_Your objective_
What you return should match every record exactly, with the images removed.

_Provided data_
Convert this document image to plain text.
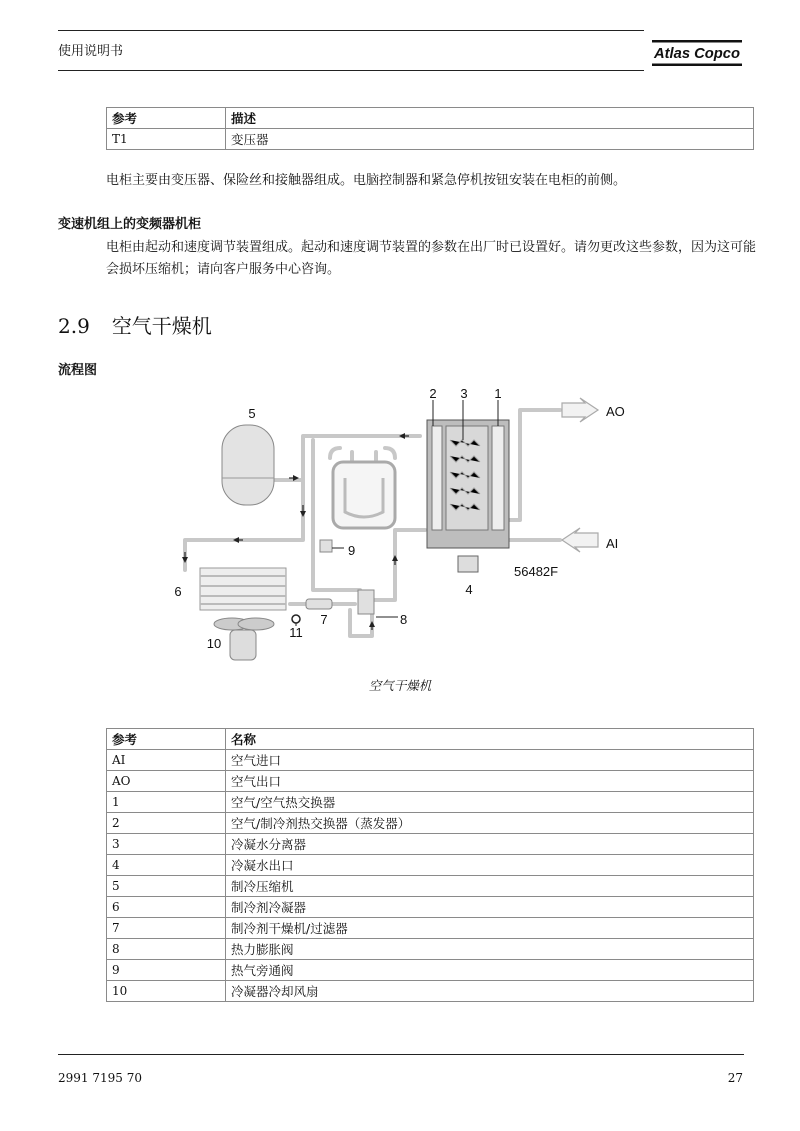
使用说明书	Atlas Copco
参考	描述
T1	变压器
电柜主要由变压器、保险丝和接触器组成。电脑控制器和紧急停机按钮安装在电柜的前侧。
变速机组上的变频器机柜
电柜由起动和速度调节装置组成。起动和速度调节装置的参数在出厂时已设置好。请勿更改这些参数，因为这可能会损坏压缩机；请向客户服务中心咨询。
2.9 空气干燥机
流程图
5
2 3 1
AO
AI
9
56482F
4
6
7	8
11
10
空气干燥机
参考	名称
AI	空气进口
AO	空气出口
1	空气/空气热交换器
2	空气/制冷剂热交换器（蒸发器）
3	冷凝水分离器
4	冷凝水出口
5	制冷压缩机
6	制冷剂冷凝器
7	制冷剂干燥机/过滤器
8	热力膨胀阀
9	热气旁通阀
10	冷凝器冷却风扇
2991 7195 70	27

_Written response_
Convert this document image to plain text.
使用说明书	Atlas Copco
参考	描述
T1	变压器
电柜主要由变压器、保险丝和接触器组成。电脑控制器和紧急停机按钮安装在电柜的前侧。
变速机组上的变频器机柜
电柜由起动和速度调节装置组成。起动和速度调节装置的参数在出厂时已设置好。请勿更改这些参数，因为这可能会损坏压缩机；请向客户服务中心咨询。
2.9 空气干燥机
流程图
5
2 3 1
AO
AI
9
56482F
4
6
7	8
11
10
空气干燥机
参考	名称
AI	空气进口
AO	空气出口
1	空气/空气热交换器
2	空气/制冷剂热交换器（蒸发器）
3	冷凝水分离器
4	冷凝水出口
5	制冷压缩机
6	制冷剂冷凝器
7	制冷剂干燥机/过滤器
8	热力膨胀阀
9	热气旁通阀
10	冷凝器冷却风扇
2991 7195 70	27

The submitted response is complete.